Challenge
Return the entries below in their exact form, leaving the pictures out.
_ _ _ _
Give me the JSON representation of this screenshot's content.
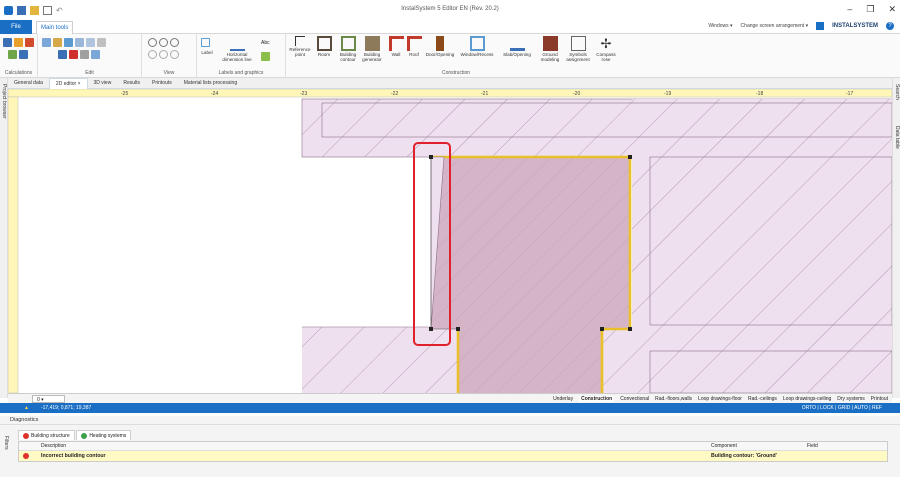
{
  "app": {
    "title": "InstalSystem 5 Editor EN (Rev. 20.2)",
    "brand": "INSTALSYSTEM",
    "windows_menu": "Windows ▾",
    "arrangement_menu": "Change screen arrangement ▾"
  },
  "ribbon_tabs": {
    "file": "File",
    "main": "Main tools"
  },
  "ribbon_groups": {
    "calculations": "Calculations",
    "edit": "Edit",
    "view": "View",
    "labels": "Labels and graphics",
    "construction": "Construction"
  },
  "labels_buttons": {
    "label": "Label",
    "hdim": "Horizontal dimension line",
    "abc": "Abc"
  },
  "construction_buttons": [
    "Reference point",
    "Room",
    "Building contour",
    "Building generator",
    "Wall",
    "Roof",
    "Door/Opening",
    "Window/Recess",
    "Slab/Opening",
    "Ground modeling",
    "Symbols assignment",
    "Compass rose"
  ],
  "doc_tabs": [
    "General data",
    "2D editor",
    "3D view",
    "Results",
    "Printouts",
    "Material lists processing"
  ],
  "side_panels": {
    "left": "Project browser",
    "right_top": "Search",
    "right_bottom": "Data table"
  },
  "ruler": {
    "labels": [
      "-25",
      "-24",
      "-23",
      "-22",
      "-21",
      "-20",
      "-19",
      "-18",
      "-17"
    ]
  },
  "bottom_bar": {
    "layer": "0",
    "layers": [
      "Underlay",
      "Construction",
      "Convectional",
      "Rad.-floors,walls",
      "Loop drawings-floor",
      "Rad.-ceilings",
      "Loop drawings-ceiling",
      "Dry systems",
      "Printout"
    ]
  },
  "status": {
    "coords": "-17,419; 0,871; 19,387",
    "modes": "ORTO | LOCK | GRID | AUTO | REF"
  },
  "diagnostics": {
    "title": "Diagnostics",
    "filters": "Filters",
    "tabs": [
      "Building structure",
      "Heating systems"
    ],
    "columns": {
      "description": "Description",
      "component": "Component",
      "field": "Field"
    },
    "rows": [
      {
        "description": "Incorrect building contour",
        "component": "Building contour: 'Ground'",
        "field": ""
      }
    ]
  },
  "colors": {
    "accent": "#1a6fc4",
    "room_fill": "#d6b4c8",
    "area_fill": "#efe0ef",
    "highlight_border": "#e8c12a",
    "selection_box": "#e0202a"
  }
}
_ _ _ _
Expected answer
Give me the JSON representation of this screenshot's content.
{
  "app": {
    "title": "InstalSystem 5 Editor EN (Rev. 20.2)",
    "brand": "INSTALSYSTEM",
    "windows_menu": "Windows ▾",
    "arrangement_menu": "Change screen arrangement ▾"
  },
  "ribbon_tabs": {
    "file": "File",
    "main": "Main tools"
  },
  "ribbon_groups": {
    "calculations": "Calculations",
    "edit": "Edit",
    "view": "View",
    "labels": "Labels and graphics",
    "construction": "Construction"
  },
  "labels_buttons": {
    "label": "Label",
    "hdim": "Horizontal dimension line",
    "abc": "Abc"
  },
  "construction_buttons": [
    "Reference point",
    "Room",
    "Building contour",
    "Building generator",
    "Wall",
    "Roof",
    "Door/Opening",
    "Window/Recess",
    "Slab/Opening",
    "Ground modeling",
    "Symbols assignment",
    "Compass rose"
  ],
  "doc_tabs": [
    "General data",
    "2D editor",
    "3D view",
    "Results",
    "Printouts",
    "Material lists processing"
  ],
  "side_panels": {
    "left": "Project browser",
    "right_top": "Search",
    "right_bottom": "Data table"
  },
  "ruler": {
    "labels": [
      "-25",
      "-24",
      "-23",
      "-22",
      "-21",
      "-20",
      "-19",
      "-18",
      "-17"
    ]
  },
  "bottom_bar": {
    "layer": "0",
    "layers": [
      "Underlay",
      "Construction",
      "Convectional",
      "Rad.-floors,walls",
      "Loop drawings-floor",
      "Rad.-ceilings",
      "Loop drawings-ceiling",
      "Dry systems",
      "Printout"
    ]
  },
  "status": {
    "coords": "-17,419; 0,871; 19,387",
    "modes": "ORTO | LOCK | GRID | AUTO | REF"
  },
  "diagnostics": {
    "title": "Diagnostics",
    "filters": "Filters",
    "tabs": [
      "Building structure",
      "Heating systems"
    ],
    "columns": {
      "description": "Description",
      "component": "Component",
      "field": "Field"
    },
    "rows": [
      {
        "description": "Incorrect building contour",
        "component": "Building contour: 'Ground'",
        "field": ""
      }
    ]
  },
  "colors": {
    "accent": "#1a6fc4",
    "room_fill": "#d6b4c8",
    "area_fill": "#efe0ef",
    "highlight_border": "#e8c12a",
    "selection_box": "#e0202a"
  }
}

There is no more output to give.